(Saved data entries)
········

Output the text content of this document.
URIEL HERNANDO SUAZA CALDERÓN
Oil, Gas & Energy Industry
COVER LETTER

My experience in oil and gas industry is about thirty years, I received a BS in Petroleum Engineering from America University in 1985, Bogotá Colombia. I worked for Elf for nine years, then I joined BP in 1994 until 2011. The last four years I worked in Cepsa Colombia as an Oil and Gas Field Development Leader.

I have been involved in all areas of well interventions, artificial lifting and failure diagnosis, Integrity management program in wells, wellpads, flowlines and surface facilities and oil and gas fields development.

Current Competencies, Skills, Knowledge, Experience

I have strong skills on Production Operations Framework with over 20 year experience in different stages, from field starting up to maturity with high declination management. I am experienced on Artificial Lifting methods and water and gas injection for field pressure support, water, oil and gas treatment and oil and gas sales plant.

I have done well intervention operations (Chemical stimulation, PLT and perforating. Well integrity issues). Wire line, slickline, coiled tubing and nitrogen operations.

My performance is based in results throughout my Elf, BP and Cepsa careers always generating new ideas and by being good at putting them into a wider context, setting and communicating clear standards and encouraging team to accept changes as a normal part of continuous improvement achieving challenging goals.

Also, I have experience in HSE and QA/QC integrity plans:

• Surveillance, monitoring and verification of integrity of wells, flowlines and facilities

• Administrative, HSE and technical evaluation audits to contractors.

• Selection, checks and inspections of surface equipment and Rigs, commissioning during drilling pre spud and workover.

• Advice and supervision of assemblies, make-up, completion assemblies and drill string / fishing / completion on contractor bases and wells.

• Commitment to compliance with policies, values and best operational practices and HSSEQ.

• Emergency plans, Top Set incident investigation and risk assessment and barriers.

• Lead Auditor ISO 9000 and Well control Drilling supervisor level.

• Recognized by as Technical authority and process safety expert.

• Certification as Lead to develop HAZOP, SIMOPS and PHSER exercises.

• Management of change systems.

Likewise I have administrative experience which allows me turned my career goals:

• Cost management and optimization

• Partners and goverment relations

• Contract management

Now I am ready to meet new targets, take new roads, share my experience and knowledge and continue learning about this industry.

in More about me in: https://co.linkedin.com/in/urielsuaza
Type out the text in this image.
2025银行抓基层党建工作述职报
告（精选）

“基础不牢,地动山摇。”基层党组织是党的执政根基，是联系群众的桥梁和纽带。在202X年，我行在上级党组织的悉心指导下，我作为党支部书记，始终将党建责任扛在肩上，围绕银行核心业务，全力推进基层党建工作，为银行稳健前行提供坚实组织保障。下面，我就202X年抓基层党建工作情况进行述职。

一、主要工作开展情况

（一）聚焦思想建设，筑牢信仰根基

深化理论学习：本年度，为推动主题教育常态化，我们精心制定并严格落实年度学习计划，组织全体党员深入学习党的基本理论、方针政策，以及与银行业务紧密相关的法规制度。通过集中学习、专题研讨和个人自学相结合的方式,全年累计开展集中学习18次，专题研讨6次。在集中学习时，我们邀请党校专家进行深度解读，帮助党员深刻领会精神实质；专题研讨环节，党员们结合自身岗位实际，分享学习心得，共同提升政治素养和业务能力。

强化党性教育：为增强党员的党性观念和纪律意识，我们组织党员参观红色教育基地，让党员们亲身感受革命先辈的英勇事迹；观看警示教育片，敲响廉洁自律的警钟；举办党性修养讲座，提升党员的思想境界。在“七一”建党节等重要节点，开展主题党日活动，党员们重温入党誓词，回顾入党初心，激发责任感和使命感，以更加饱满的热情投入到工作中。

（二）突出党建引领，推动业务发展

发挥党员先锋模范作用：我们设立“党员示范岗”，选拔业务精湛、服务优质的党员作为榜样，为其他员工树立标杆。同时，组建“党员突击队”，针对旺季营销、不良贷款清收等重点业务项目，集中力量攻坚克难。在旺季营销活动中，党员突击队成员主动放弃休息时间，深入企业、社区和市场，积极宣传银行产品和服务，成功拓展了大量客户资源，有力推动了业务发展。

········

[WHAT YOU HAVE TO DO]
Filter the data for the string "from" and copy every line that has it.

[TASK SOLUTION]
My experience in oil and gas industry is about thirty years, I received a BS in Petroleum Engineering from America University in 1985, Bogotá Colombia. I worked for Elf for nine years, then I joined BP in 1994 until 2011. The last four years I worked in Cepsa Colombia as an Oil and Gas Field Development Leader.
I have strong skills on Production Operations Framework with over 20 year experience in different stages, from field starting up to maturity with high declination management. I am experienced on Artificial Lifting methods and water and gas injection for field pressure support, water, oil and gas treatment and oil and gas sales plant.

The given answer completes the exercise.